* WHAT TO WORK ON: For every line in the data below that contains "Forest", copy the line.

[Stored items from a collection]

----

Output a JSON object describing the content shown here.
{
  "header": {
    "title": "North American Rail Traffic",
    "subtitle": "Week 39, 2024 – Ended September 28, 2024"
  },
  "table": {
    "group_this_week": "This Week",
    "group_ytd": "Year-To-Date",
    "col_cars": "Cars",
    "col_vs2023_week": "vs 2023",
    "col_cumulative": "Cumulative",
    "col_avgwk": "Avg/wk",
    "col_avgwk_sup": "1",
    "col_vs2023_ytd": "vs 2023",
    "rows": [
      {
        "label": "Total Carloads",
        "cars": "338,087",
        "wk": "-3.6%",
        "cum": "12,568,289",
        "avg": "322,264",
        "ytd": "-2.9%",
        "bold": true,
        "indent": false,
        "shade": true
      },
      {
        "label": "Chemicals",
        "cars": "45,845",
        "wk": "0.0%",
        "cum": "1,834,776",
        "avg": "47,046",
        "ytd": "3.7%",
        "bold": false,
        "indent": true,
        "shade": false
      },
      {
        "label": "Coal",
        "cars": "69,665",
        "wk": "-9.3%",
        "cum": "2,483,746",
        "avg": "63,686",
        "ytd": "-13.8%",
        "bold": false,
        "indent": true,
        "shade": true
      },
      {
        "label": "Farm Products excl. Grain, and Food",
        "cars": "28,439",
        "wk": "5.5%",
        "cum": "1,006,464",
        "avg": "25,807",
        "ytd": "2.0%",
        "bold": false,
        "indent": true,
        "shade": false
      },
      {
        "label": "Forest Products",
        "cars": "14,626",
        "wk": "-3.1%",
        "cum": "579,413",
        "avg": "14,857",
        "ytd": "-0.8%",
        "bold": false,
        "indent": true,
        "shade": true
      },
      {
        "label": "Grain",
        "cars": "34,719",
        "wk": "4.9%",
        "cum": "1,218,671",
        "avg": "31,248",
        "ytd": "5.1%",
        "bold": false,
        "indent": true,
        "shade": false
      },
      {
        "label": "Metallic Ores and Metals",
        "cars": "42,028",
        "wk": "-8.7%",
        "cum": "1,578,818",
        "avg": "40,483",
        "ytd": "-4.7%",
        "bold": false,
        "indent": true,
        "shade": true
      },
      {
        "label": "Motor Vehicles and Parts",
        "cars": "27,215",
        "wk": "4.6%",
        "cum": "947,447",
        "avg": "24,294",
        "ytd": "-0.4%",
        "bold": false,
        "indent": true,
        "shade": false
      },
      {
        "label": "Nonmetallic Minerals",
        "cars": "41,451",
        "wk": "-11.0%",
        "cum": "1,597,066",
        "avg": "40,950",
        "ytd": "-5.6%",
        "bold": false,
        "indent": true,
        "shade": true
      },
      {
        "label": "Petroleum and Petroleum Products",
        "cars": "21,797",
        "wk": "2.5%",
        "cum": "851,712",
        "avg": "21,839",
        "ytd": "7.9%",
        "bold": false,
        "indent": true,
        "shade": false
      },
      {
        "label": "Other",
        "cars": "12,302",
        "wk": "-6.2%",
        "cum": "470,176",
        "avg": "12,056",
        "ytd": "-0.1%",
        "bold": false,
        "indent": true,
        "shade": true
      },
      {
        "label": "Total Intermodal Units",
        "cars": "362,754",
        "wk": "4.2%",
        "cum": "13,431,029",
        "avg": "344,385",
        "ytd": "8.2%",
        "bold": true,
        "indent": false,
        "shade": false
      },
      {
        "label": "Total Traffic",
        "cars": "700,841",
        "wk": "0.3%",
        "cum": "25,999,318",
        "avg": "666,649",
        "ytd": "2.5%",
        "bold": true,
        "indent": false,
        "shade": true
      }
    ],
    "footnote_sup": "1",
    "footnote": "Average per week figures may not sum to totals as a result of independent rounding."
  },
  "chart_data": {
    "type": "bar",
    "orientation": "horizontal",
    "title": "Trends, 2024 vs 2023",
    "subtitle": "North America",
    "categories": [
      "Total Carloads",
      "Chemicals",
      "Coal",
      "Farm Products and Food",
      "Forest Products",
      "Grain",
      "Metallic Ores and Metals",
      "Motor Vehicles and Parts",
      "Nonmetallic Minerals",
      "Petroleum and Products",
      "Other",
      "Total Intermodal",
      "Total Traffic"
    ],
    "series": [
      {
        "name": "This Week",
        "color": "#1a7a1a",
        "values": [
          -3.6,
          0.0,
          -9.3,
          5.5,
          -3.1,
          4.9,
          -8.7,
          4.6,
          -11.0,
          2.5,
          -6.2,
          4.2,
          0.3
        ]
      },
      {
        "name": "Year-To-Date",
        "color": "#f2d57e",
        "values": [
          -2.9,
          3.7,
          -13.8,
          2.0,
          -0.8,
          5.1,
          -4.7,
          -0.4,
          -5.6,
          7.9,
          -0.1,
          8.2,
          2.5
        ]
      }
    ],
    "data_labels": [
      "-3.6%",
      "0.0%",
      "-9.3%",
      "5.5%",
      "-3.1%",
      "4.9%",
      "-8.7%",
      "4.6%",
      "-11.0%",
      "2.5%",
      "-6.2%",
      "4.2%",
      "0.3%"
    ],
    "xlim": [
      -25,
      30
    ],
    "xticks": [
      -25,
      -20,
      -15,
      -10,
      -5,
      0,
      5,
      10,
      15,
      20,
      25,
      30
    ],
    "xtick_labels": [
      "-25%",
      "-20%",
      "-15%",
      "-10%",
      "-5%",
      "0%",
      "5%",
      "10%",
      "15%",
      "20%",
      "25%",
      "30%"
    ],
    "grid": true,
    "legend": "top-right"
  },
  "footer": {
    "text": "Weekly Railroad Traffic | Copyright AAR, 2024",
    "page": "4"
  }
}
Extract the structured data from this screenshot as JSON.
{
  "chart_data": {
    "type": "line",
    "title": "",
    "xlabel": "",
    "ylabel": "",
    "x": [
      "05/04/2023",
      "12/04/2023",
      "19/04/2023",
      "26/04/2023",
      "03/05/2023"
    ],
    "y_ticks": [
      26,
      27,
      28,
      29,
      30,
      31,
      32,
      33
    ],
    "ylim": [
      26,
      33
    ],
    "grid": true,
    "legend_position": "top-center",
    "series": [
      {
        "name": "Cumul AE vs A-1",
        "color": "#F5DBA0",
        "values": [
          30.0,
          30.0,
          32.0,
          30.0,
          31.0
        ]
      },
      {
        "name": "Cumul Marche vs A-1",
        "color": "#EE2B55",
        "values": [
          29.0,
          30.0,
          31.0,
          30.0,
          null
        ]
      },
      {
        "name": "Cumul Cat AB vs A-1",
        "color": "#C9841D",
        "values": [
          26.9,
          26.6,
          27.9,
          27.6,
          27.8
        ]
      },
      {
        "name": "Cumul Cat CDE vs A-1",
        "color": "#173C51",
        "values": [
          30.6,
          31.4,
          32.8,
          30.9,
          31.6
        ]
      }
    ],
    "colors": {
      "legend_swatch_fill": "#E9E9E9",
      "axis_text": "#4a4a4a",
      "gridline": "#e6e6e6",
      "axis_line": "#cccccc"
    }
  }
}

----

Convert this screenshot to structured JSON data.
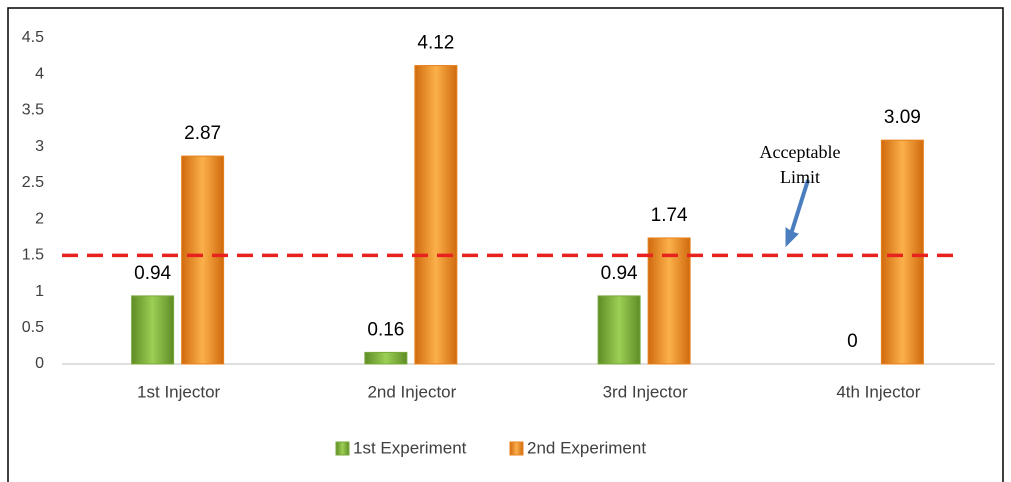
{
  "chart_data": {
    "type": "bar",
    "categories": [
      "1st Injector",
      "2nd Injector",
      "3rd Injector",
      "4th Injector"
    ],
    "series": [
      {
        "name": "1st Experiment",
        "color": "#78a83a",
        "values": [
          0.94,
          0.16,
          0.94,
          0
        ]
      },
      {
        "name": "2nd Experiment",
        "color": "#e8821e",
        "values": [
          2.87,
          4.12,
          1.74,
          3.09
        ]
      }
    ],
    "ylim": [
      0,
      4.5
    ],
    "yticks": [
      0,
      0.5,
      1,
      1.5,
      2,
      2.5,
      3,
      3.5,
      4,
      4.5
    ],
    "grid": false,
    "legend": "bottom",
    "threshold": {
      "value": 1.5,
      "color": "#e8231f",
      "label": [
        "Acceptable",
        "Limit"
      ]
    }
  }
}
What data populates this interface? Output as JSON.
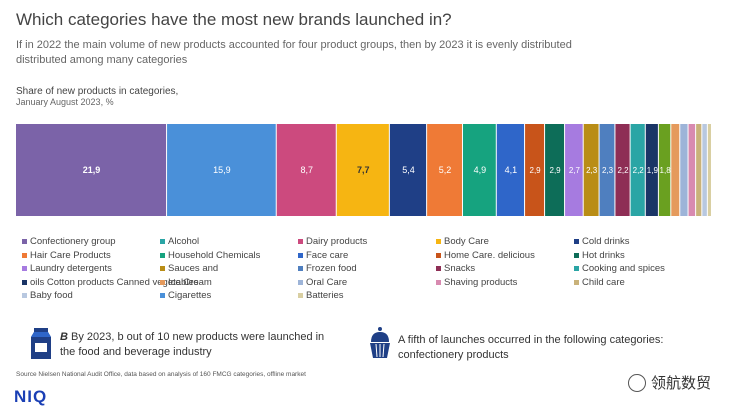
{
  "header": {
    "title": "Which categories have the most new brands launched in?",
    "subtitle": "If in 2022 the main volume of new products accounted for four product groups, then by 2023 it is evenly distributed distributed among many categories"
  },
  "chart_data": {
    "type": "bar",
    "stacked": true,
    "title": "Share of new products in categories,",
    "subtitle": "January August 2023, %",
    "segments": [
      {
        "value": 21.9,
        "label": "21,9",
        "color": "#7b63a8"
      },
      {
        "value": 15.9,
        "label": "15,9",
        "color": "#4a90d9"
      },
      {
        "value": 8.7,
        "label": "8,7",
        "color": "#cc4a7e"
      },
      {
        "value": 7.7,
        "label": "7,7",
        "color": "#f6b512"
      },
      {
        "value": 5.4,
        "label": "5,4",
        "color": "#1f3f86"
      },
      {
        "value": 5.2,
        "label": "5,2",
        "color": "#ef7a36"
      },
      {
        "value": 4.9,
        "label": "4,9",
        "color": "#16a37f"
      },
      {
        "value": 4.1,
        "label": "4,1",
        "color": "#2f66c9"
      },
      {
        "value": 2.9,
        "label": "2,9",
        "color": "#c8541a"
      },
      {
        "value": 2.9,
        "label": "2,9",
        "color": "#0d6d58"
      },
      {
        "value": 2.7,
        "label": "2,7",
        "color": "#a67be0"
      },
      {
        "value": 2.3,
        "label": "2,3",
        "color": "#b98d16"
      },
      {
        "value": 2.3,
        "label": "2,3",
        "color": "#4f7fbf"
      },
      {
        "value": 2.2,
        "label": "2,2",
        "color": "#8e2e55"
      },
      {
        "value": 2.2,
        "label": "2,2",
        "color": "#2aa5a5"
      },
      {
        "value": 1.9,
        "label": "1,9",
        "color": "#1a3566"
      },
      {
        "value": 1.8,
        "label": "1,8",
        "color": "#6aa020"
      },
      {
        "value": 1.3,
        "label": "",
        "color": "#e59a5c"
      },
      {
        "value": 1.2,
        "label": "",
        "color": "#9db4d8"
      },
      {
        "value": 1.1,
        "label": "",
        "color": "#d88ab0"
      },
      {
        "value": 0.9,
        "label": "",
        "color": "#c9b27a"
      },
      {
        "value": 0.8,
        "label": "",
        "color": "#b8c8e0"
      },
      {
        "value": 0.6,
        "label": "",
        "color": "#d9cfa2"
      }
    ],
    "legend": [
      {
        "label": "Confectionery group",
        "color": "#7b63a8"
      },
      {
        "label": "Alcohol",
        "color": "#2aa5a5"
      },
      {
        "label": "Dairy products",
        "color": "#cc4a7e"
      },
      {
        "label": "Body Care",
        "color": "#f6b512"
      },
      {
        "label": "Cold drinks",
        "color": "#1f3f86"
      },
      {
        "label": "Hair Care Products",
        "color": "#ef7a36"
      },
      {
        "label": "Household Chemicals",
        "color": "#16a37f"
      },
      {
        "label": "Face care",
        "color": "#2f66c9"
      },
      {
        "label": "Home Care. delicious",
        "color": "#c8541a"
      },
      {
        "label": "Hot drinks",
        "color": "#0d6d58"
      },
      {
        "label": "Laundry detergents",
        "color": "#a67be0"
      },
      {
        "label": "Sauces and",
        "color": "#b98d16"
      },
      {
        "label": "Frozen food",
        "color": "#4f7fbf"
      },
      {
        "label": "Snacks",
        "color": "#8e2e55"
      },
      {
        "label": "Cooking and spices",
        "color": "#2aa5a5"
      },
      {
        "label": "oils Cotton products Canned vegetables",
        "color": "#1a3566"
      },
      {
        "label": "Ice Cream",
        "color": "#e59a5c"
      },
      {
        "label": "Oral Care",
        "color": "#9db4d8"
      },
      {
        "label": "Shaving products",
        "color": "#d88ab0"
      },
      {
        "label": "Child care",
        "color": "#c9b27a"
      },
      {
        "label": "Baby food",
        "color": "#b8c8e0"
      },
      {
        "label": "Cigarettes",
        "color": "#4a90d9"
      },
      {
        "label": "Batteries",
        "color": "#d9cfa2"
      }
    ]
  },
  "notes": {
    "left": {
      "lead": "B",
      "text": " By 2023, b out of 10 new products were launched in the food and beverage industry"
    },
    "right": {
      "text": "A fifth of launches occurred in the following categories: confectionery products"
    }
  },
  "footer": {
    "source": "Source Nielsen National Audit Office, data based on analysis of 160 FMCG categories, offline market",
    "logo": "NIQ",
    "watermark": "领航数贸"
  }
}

----

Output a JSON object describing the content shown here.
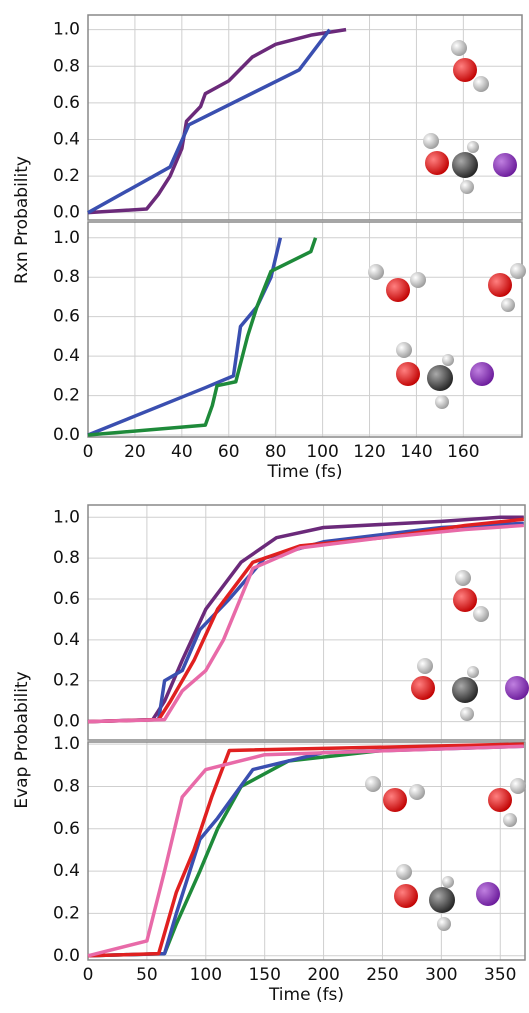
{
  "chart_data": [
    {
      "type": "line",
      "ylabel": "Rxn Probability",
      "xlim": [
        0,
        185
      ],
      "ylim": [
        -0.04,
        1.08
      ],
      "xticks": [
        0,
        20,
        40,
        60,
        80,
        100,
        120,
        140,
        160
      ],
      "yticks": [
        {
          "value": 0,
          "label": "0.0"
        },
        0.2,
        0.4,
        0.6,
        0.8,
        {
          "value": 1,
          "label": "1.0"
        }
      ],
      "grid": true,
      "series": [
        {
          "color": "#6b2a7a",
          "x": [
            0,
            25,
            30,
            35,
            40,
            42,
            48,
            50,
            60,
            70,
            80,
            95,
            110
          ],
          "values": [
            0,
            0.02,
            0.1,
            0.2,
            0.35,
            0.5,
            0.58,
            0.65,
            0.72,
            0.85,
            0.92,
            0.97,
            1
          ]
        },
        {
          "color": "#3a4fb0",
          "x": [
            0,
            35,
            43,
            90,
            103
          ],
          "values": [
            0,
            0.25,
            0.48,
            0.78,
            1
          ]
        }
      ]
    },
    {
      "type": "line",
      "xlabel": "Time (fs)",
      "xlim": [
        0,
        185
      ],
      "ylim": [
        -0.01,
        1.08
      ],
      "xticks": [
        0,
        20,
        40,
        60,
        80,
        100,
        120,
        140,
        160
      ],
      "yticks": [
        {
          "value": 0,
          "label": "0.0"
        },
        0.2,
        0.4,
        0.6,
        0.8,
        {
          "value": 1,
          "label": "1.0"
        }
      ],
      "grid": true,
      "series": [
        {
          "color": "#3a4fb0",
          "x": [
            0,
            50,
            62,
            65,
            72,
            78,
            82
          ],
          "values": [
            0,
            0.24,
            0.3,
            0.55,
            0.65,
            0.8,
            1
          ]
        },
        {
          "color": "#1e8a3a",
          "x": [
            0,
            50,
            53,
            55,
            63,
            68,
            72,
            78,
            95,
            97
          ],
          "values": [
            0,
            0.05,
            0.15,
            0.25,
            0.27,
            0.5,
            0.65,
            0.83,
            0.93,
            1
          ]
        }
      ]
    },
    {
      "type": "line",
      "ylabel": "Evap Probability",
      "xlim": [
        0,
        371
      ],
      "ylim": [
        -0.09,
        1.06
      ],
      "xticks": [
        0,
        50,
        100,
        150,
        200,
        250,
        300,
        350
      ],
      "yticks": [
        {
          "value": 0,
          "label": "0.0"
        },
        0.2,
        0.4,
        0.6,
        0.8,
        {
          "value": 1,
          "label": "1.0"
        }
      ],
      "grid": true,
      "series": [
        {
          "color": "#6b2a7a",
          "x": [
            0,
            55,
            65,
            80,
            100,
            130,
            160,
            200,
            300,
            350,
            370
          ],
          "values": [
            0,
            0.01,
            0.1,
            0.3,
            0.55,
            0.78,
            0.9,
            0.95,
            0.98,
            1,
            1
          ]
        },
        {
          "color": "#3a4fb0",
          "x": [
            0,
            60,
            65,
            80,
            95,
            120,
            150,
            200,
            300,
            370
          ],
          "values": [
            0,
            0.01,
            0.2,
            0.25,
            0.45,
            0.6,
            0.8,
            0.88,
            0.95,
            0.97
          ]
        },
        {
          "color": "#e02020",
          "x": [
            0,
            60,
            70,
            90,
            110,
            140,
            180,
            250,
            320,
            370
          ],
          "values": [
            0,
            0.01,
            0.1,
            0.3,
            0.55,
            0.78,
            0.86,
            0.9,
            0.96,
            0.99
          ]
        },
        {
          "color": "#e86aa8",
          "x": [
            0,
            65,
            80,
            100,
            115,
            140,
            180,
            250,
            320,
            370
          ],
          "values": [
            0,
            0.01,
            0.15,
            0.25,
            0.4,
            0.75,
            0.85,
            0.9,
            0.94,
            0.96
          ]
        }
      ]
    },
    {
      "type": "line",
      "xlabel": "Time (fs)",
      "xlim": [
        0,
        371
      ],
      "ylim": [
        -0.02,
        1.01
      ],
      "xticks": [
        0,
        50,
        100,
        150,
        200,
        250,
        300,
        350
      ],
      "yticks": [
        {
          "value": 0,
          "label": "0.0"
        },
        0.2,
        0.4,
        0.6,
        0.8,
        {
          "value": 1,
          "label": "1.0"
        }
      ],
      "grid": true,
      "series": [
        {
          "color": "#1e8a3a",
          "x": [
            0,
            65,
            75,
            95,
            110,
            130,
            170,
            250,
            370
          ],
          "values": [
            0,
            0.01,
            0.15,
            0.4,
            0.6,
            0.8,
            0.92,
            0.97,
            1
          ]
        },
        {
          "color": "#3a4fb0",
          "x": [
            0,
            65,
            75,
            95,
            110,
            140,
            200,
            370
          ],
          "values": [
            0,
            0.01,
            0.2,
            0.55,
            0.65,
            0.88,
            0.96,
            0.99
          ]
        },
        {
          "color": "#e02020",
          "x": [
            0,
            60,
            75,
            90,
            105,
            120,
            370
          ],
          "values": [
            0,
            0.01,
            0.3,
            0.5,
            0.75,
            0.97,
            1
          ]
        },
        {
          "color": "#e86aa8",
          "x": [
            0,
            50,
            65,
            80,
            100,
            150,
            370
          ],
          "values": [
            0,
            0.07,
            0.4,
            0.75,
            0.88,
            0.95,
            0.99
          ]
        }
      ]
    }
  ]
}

----

* RESULT OF THIS TASK:
        "label": "Forest Products",
      "Forest Products",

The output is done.